--- Start RECORDS FOR THE EXERCISE ---

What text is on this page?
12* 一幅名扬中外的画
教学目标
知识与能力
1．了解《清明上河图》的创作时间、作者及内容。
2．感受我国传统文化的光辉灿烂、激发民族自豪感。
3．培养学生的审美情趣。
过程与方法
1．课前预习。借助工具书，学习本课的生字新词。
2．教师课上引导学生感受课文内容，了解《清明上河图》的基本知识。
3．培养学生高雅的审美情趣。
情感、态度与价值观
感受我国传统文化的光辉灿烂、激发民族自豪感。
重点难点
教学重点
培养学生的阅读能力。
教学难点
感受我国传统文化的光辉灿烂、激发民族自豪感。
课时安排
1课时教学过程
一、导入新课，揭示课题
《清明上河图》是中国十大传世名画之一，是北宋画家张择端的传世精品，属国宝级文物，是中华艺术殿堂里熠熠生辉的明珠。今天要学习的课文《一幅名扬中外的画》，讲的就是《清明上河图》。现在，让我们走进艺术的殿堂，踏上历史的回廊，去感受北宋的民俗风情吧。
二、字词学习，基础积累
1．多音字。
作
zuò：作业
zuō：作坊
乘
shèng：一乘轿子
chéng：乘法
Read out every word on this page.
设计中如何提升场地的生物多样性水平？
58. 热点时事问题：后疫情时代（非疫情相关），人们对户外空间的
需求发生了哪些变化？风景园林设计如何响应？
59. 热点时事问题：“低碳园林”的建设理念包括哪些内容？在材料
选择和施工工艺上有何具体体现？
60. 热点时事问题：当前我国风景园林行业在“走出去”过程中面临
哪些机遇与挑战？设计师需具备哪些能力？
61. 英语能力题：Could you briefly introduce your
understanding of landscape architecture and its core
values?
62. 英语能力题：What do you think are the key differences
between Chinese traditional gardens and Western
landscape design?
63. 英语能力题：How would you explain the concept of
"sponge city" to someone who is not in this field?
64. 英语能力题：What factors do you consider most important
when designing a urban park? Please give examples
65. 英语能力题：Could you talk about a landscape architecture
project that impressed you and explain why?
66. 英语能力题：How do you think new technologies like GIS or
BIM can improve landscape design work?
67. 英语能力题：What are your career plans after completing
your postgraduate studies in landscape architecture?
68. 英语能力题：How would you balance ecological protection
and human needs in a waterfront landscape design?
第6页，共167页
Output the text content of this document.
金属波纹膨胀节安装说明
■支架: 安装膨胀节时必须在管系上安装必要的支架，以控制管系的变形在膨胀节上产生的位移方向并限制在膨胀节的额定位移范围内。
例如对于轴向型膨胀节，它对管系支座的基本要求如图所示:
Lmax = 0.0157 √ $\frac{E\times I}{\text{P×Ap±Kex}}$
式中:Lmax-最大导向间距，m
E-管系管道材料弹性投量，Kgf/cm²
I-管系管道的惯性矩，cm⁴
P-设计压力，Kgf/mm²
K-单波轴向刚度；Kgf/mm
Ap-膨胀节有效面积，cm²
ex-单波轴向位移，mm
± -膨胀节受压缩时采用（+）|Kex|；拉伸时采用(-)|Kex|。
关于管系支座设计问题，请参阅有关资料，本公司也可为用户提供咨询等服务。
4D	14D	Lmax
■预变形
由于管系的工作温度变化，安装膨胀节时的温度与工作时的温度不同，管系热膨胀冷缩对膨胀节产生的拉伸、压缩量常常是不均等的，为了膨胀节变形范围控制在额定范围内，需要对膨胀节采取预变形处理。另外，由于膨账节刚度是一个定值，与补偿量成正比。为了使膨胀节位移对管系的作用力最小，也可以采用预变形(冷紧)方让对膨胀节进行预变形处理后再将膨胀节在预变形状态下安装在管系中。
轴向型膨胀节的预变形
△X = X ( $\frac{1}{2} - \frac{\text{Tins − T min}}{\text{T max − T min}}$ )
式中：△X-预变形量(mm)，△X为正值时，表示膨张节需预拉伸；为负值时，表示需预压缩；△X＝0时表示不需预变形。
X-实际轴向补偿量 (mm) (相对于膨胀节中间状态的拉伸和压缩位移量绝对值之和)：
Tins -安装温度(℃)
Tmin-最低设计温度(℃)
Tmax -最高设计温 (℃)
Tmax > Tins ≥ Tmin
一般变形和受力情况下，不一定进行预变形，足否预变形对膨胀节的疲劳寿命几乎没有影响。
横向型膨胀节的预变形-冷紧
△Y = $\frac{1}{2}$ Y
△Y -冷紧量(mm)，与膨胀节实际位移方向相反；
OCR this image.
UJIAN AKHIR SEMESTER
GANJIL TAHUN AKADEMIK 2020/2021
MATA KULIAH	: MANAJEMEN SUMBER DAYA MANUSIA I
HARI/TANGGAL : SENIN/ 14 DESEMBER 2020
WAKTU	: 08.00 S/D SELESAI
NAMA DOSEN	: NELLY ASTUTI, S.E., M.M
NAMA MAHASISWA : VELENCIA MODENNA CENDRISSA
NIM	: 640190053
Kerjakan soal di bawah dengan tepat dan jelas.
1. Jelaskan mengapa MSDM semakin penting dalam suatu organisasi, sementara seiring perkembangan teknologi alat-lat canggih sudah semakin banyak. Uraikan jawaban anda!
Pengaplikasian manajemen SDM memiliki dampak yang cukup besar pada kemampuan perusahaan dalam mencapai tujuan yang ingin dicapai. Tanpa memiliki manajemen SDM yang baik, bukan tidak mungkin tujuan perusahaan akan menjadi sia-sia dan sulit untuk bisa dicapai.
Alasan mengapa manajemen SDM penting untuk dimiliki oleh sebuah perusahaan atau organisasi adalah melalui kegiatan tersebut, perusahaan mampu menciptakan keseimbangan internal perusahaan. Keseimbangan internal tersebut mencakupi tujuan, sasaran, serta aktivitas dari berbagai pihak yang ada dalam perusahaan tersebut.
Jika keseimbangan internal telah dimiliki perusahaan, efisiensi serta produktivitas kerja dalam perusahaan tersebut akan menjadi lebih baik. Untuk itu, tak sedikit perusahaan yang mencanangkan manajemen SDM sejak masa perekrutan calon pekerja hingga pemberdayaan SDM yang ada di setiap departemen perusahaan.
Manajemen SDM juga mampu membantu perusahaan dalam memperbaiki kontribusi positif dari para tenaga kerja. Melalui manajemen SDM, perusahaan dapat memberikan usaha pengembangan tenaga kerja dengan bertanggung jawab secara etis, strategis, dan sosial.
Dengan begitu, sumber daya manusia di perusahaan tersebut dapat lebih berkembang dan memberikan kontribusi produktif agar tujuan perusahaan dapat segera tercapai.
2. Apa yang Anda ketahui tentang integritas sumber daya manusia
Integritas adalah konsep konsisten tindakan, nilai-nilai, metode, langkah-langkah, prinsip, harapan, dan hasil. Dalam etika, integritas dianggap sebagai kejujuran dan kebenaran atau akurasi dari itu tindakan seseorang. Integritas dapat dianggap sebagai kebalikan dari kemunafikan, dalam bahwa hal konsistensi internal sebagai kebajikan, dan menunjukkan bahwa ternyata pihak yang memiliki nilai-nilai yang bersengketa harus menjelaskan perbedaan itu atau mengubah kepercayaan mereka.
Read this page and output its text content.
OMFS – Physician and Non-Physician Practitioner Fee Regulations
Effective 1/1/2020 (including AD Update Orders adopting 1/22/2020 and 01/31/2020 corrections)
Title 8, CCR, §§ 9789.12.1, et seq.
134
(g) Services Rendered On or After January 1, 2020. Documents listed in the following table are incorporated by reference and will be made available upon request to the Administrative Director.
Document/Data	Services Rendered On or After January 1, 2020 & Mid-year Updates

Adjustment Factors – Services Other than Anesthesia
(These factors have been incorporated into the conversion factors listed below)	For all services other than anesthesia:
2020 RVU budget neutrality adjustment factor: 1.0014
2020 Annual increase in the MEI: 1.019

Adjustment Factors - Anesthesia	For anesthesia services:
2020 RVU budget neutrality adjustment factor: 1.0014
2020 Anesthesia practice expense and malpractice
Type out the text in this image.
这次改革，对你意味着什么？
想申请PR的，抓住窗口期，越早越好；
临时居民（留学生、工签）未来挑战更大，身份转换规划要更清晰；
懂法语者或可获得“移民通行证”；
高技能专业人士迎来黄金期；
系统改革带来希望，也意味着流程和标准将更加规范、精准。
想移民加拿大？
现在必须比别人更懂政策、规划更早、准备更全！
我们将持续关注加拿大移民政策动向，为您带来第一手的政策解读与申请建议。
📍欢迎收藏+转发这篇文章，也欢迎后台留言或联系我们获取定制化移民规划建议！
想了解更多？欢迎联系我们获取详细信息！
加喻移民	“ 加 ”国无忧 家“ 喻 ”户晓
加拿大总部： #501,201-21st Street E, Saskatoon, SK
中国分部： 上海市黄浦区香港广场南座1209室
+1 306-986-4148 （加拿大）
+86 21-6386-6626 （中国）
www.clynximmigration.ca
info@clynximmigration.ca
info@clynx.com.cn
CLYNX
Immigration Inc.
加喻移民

--- End RECORDS FOR THE EXERCISE ---

Answer with a single number: the count of lines holding the word "internal".

▶ _RESPONSE_
3